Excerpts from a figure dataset
• • • • • • •
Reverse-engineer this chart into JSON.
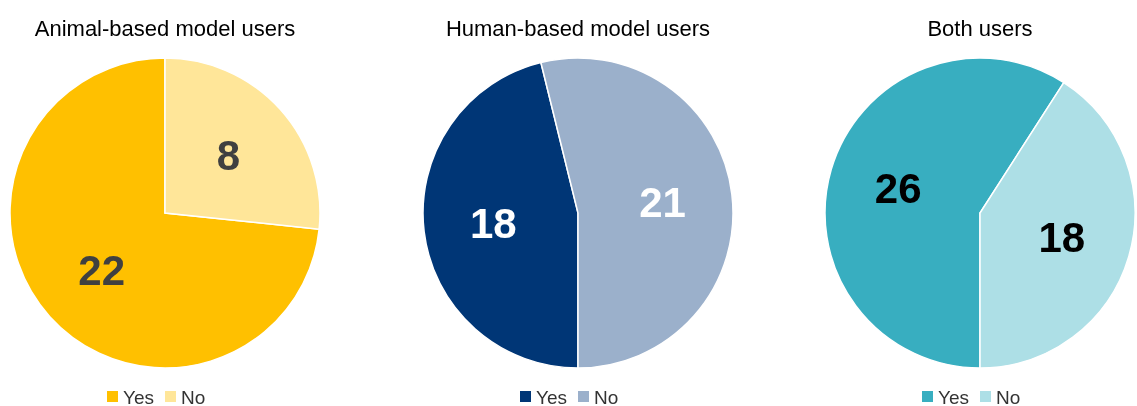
{
  "chart_data": [
    {
      "type": "pie",
      "title": "Animal-based model users",
      "categories": [
        "Yes",
        "No"
      ],
      "values": [
        22,
        8
      ],
      "colors": [
        "#ffc000",
        "#ffe699"
      ],
      "data_labels": true,
      "legend": "bottom"
    },
    {
      "type": "pie",
      "title": "Human-based model users",
      "categories": [
        "Yes",
        "No"
      ],
      "values": [
        18,
        21
      ],
      "colors": [
        "#003676",
        "#9bb0cb"
      ],
      "data_labels": true,
      "legend": "bottom"
    },
    {
      "type": "pie",
      "title": "Both users",
      "categories": [
        "Yes",
        "No"
      ],
      "values": [
        26,
        18
      ],
      "colors": [
        "#38aec0",
        "#addfe6"
      ],
      "data_labels": true,
      "legend": "bottom"
    }
  ]
}
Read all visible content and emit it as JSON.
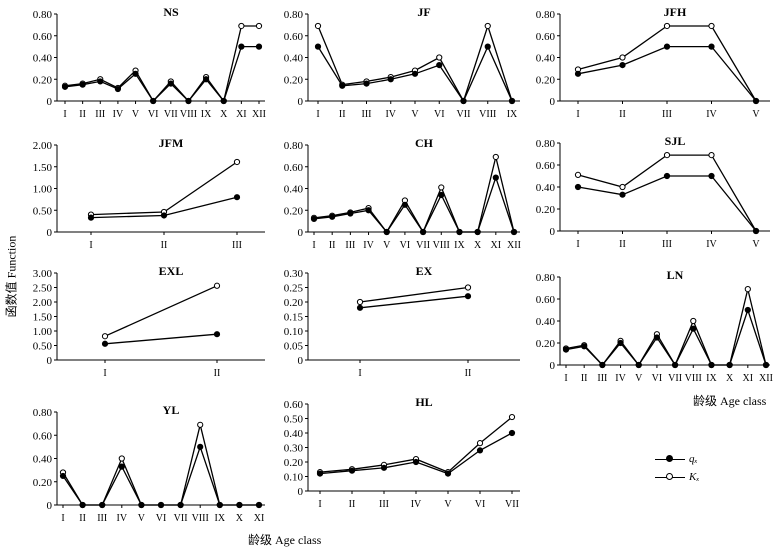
{
  "figure": {
    "y_title": "函数值 Function",
    "x_title_mid": "龄级 Age class",
    "x_title_bottom": "龄级 Age class",
    "legend": [
      {
        "label": "qₓ",
        "marker": "filled"
      },
      {
        "label": "Kₓ",
        "marker": "hollow"
      }
    ]
  },
  "chart_data": [
    {
      "type": "line",
      "title": "NS",
      "categories": [
        "I",
        "II",
        "III",
        "IV",
        "V",
        "VI",
        "VII",
        "VIII",
        "IX",
        "X",
        "XI",
        "XII"
      ],
      "ylim": [
        0,
        0.8
      ],
      "yticks": [
        "0",
        "0.20",
        "0.40",
        "0.60",
        "0.80"
      ],
      "series": [
        {
          "name": "qₓ",
          "values": [
            0.13,
            0.15,
            0.18,
            0.11,
            0.25,
            0,
            0.16,
            0,
            0.2,
            0,
            0.5,
            0.5
          ]
        },
        {
          "name": "Kₓ",
          "values": [
            0.14,
            0.16,
            0.2,
            0.12,
            0.28,
            0,
            0.18,
            0,
            0.22,
            0,
            0.69,
            0.69
          ]
        }
      ]
    },
    {
      "type": "line",
      "title": "JF",
      "categories": [
        "I",
        "II",
        "III",
        "IV",
        "V",
        "VI",
        "VII",
        "VIII",
        "IX"
      ],
      "ylim": [
        0,
        0.8
      ],
      "yticks": [
        "0",
        "0.20",
        "0.40",
        "0.60",
        "0.80"
      ],
      "series": [
        {
          "name": "qₓ",
          "values": [
            0.5,
            0.14,
            0.16,
            0.2,
            0.25,
            0.33,
            0,
            0.5,
            0
          ]
        },
        {
          "name": "Kₓ",
          "values": [
            0.69,
            0.15,
            0.18,
            0.22,
            0.28,
            0.4,
            0,
            0.69,
            0
          ]
        }
      ]
    },
    {
      "type": "line",
      "title": "JFH",
      "categories": [
        "I",
        "II",
        "III",
        "IV",
        "V"
      ],
      "ylim": [
        0,
        0.8
      ],
      "yticks": [
        "0",
        "0.20",
        "0.40",
        "0.60",
        "0.80"
      ],
      "series": [
        {
          "name": "qₓ",
          "values": [
            0.25,
            0.33,
            0.5,
            0.5,
            0
          ]
        },
        {
          "name": "Kₓ",
          "values": [
            0.29,
            0.4,
            0.69,
            0.69,
            0
          ]
        }
      ]
    },
    {
      "type": "line",
      "title": "JFM",
      "categories": [
        "I",
        "II",
        "III"
      ],
      "ylim": [
        0,
        2
      ],
      "yticks": [
        "0",
        "0.50",
        "1.00",
        "1.50",
        "2.00"
      ],
      "series": [
        {
          "name": "qₓ",
          "values": [
            0.33,
            0.38,
            0.8
          ]
        },
        {
          "name": "Kₓ",
          "values": [
            0.4,
            0.46,
            1.61
          ]
        }
      ]
    },
    {
      "type": "line",
      "title": "CH",
      "categories": [
        "I",
        "II",
        "III",
        "IV",
        "V",
        "VI",
        "VII",
        "VIII",
        "IX",
        "X",
        "XI",
        "XII"
      ],
      "ylim": [
        0,
        0.8
      ],
      "yticks": [
        "0",
        "0.20",
        "0.40",
        "0.60",
        "0.80"
      ],
      "series": [
        {
          "name": "qₓ",
          "values": [
            0.12,
            0.14,
            0.17,
            0.2,
            0,
            0.25,
            0,
            0.34,
            0,
            0,
            0.5,
            0
          ]
        },
        {
          "name": "Kₓ",
          "values": [
            0.13,
            0.15,
            0.18,
            0.22,
            0,
            0.29,
            0,
            0.41,
            0,
            0,
            0.69,
            0
          ]
        }
      ]
    },
    {
      "type": "line",
      "title": "SJL",
      "categories": [
        "I",
        "II",
        "III",
        "IV",
        "V"
      ],
      "ylim": [
        0,
        0.8
      ],
      "yticks": [
        "0",
        "0.20",
        "0.40",
        "0.60",
        "0.80"
      ],
      "series": [
        {
          "name": "qₓ",
          "values": [
            0.4,
            0.33,
            0.5,
            0.5,
            0
          ]
        },
        {
          "name": "Kₓ",
          "values": [
            0.51,
            0.4,
            0.69,
            0.69,
            0
          ]
        }
      ]
    },
    {
      "type": "line",
      "title": "EXL",
      "categories": [
        "I",
        "II"
      ],
      "ylim": [
        0,
        3
      ],
      "yticks": [
        "0",
        "0.50",
        "1.00",
        "1.50",
        "2.00",
        "2.50",
        "3.00"
      ],
      "series": [
        {
          "name": "qₓ",
          "values": [
            0.56,
            0.89
          ]
        },
        {
          "name": "Kₓ",
          "values": [
            0.82,
            2.56
          ]
        }
      ]
    },
    {
      "type": "line",
      "title": "EX",
      "categories": [
        "I",
        "II"
      ],
      "ylim": [
        0,
        0.3
      ],
      "yticks": [
        "0",
        "0.05",
        "0.10",
        "0.15",
        "0.20",
        "0.25",
        "0.30"
      ],
      "series": [
        {
          "name": "qₓ",
          "values": [
            0.18,
            0.22
          ]
        },
        {
          "name": "Kₓ",
          "values": [
            0.2,
            0.25
          ]
        }
      ]
    },
    {
      "type": "line",
      "title": "LN",
      "categories": [
        "I",
        "II",
        "III",
        "IV",
        "V",
        "VI",
        "VII",
        "VIII",
        "IX",
        "X",
        "XI",
        "XII"
      ],
      "ylim": [
        0,
        0.8
      ],
      "yticks": [
        "0",
        "0.20",
        "0.40",
        "0.60",
        "0.80"
      ],
      "series": [
        {
          "name": "qₓ",
          "values": [
            0.14,
            0.17,
            0,
            0.2,
            0,
            0.25,
            0,
            0.33,
            0,
            0,
            0.5,
            0
          ]
        },
        {
          "name": "Kₓ",
          "values": [
            0.15,
            0.18,
            0,
            0.22,
            0,
            0.28,
            0,
            0.4,
            0,
            0,
            0.69,
            0
          ]
        }
      ]
    },
    {
      "type": "line",
      "title": "YL",
      "categories": [
        "I",
        "II",
        "III",
        "IV",
        "V",
        "VI",
        "VII",
        "VIII",
        "IX",
        "X",
        "XI"
      ],
      "ylim": [
        0,
        0.8
      ],
      "yticks": [
        "0",
        "0.20",
        "0.40",
        "0.60",
        "0.80"
      ],
      "series": [
        {
          "name": "qₓ",
          "values": [
            0.25,
            0,
            0,
            0.33,
            0,
            0,
            0,
            0.5,
            0,
            0,
            0
          ]
        },
        {
          "name": "Kₓ",
          "values": [
            0.28,
            0,
            0,
            0.4,
            0,
            0,
            0,
            0.69,
            0,
            0,
            0
          ]
        }
      ]
    },
    {
      "type": "line",
      "title": "HL",
      "categories": [
        "I",
        "II",
        "III",
        "IV",
        "V",
        "VI",
        "VII"
      ],
      "ylim": [
        0,
        0.6
      ],
      "yticks": [
        "0",
        "0.10",
        "0.20",
        "0.30",
        "0.40",
        "0.50",
        "0.60"
      ],
      "series": [
        {
          "name": "qₓ",
          "values": [
            0.12,
            0.14,
            0.16,
            0.2,
            0.12,
            0.28,
            0.4
          ]
        },
        {
          "name": "Kₓ",
          "values": [
            0.13,
            0.15,
            0.18,
            0.22,
            0.13,
            0.33,
            0.51
          ]
        }
      ]
    }
  ]
}
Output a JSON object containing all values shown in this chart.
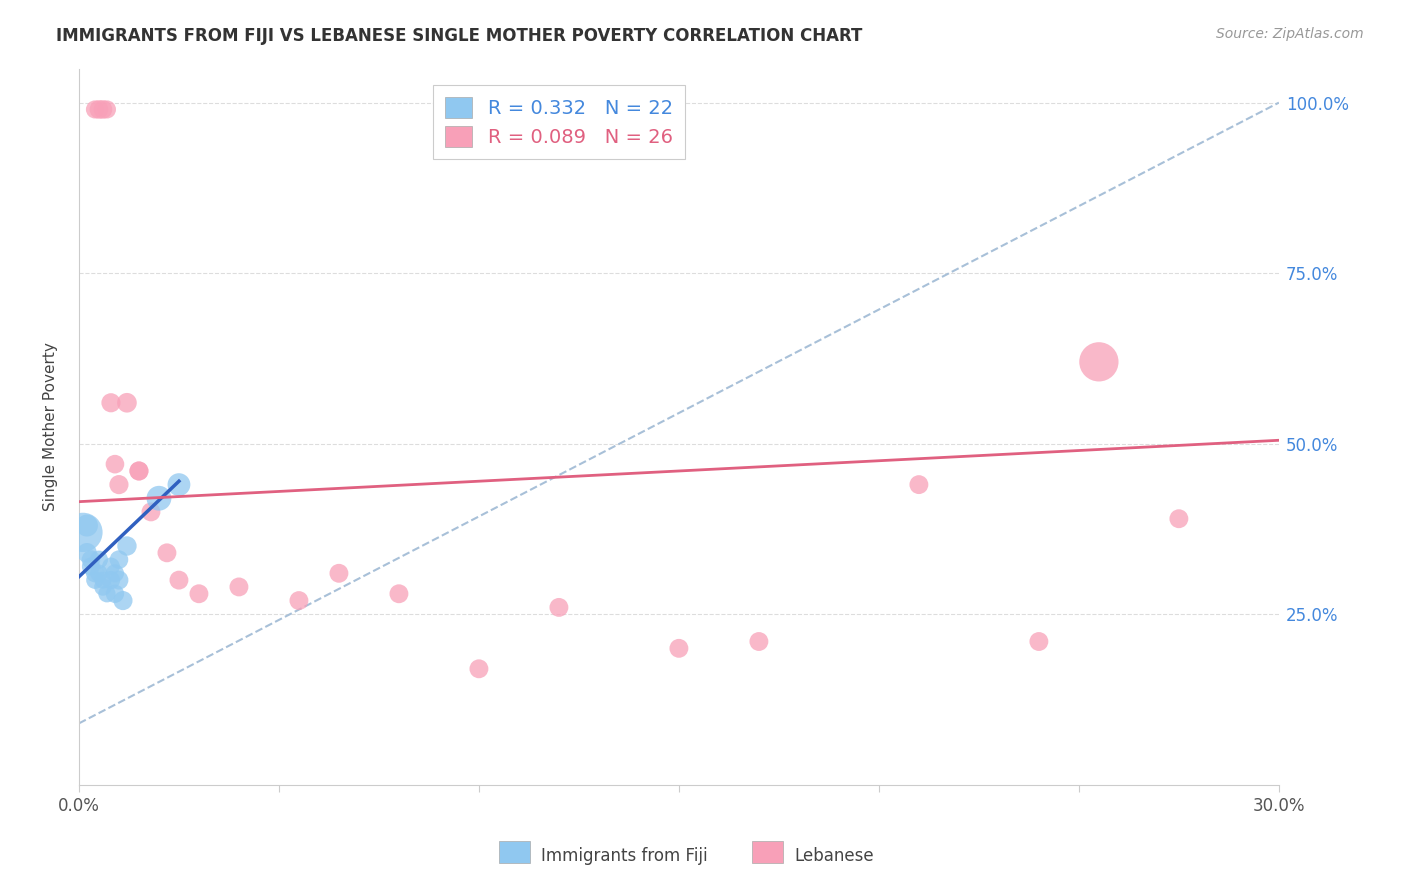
{
  "title": "IMMIGRANTS FROM FIJI VS LEBANESE SINGLE MOTHER POVERTY CORRELATION CHART",
  "source": "Source: ZipAtlas.com",
  "ylabel": "Single Mother Poverty",
  "xlim": [
    0,
    0.3
  ],
  "ylim": [
    0.0,
    1.05
  ],
  "ytick_labels": [
    "25.0%",
    "50.0%",
    "75.0%",
    "100.0%"
  ],
  "ytick_values": [
    0.25,
    0.5,
    0.75,
    1.0
  ],
  "legend_label1": "Immigrants from Fiji",
  "legend_label2": "Lebanese",
  "R1": 0.332,
  "N1": 22,
  "R2": 0.089,
  "N2": 26,
  "color_blue": "#90C8F0",
  "color_blue_line": "#3060C0",
  "color_pink": "#F8A0B8",
  "color_pink_line": "#E06080",
  "color_dashed": "#A8C0D8",
  "fiji_x": [
    0.001,
    0.002,
    0.002,
    0.003,
    0.003,
    0.004,
    0.004,
    0.005,
    0.005,
    0.006,
    0.006,
    0.007,
    0.008,
    0.008,
    0.009,
    0.009,
    0.01,
    0.01,
    0.011,
    0.012,
    0.02,
    0.025
  ],
  "fiji_y": [
    0.37,
    0.38,
    0.34,
    0.33,
    0.32,
    0.31,
    0.3,
    0.31,
    0.33,
    0.29,
    0.3,
    0.28,
    0.32,
    0.3,
    0.31,
    0.28,
    0.33,
    0.3,
    0.27,
    0.35,
    0.42,
    0.44
  ],
  "fiji_sizes": [
    800,
    250,
    200,
    180,
    170,
    170,
    160,
    160,
    170,
    160,
    150,
    155,
    165,
    175,
    170,
    175,
    180,
    185,
    190,
    195,
    320,
    270
  ],
  "lebanese_x": [
    0.004,
    0.005,
    0.006,
    0.007,
    0.008,
    0.009,
    0.01,
    0.012,
    0.015,
    0.015,
    0.018,
    0.022,
    0.025,
    0.03,
    0.04,
    0.055,
    0.065,
    0.08,
    0.1,
    0.12,
    0.15,
    0.17,
    0.21,
    0.24,
    0.255,
    0.275
  ],
  "lebanese_y": [
    0.99,
    0.99,
    0.99,
    0.99,
    0.56,
    0.47,
    0.44,
    0.56,
    0.46,
    0.46,
    0.4,
    0.34,
    0.3,
    0.28,
    0.29,
    0.27,
    0.31,
    0.28,
    0.17,
    0.26,
    0.2,
    0.21,
    0.44,
    0.21,
    0.62,
    0.39
  ],
  "lebanese_sizes": [
    170,
    180,
    180,
    170,
    190,
    180,
    190,
    200,
    190,
    185,
    185,
    185,
    185,
    185,
    185,
    185,
    185,
    185,
    185,
    185,
    185,
    185,
    185,
    185,
    800,
    185
  ],
  "fiji_trend_x": [
    0.0,
    0.025
  ],
  "fiji_trend_y": [
    0.305,
    0.445
  ],
  "lebanese_trend_x": [
    0.0,
    0.3
  ],
  "lebanese_trend_y": [
    0.415,
    0.505
  ],
  "dashed_line_x": [
    0.0,
    0.3
  ],
  "dashed_line_y": [
    0.09,
    1.0
  ]
}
• • • • • • •
Using the entries above, return each line that includes the word "model".

§ ANSWER FOR THE TASK:
      "title": "Animal-based model users",
      "title": "Human-based model users",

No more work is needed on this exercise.